- _Aim_: Determine which lines of the records include the word "that", and copy them.

- _Dataset records_:

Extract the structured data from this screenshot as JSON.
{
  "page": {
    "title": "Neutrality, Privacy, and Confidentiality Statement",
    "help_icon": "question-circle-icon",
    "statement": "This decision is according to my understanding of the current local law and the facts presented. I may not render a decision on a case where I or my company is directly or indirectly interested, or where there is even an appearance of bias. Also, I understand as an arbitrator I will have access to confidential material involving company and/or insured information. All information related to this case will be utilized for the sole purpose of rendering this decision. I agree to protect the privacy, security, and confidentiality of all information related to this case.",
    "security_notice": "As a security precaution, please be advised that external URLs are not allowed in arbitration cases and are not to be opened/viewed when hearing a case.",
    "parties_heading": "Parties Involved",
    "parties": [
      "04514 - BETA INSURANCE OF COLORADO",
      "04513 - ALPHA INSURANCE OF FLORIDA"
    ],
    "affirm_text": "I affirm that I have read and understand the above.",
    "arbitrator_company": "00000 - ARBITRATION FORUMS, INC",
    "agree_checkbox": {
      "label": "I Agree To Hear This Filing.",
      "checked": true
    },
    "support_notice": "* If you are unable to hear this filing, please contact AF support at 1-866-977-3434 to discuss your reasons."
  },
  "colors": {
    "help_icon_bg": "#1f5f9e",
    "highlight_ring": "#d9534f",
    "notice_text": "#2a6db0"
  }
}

- _Task solution_:
    "security_notice": "As a security precaution, please be advised that external URLs are not allowed in arbitration cases and are not to be opened/viewed when hearing a case.",
    "affirm_text": "I affirm that I have read and understand the above.",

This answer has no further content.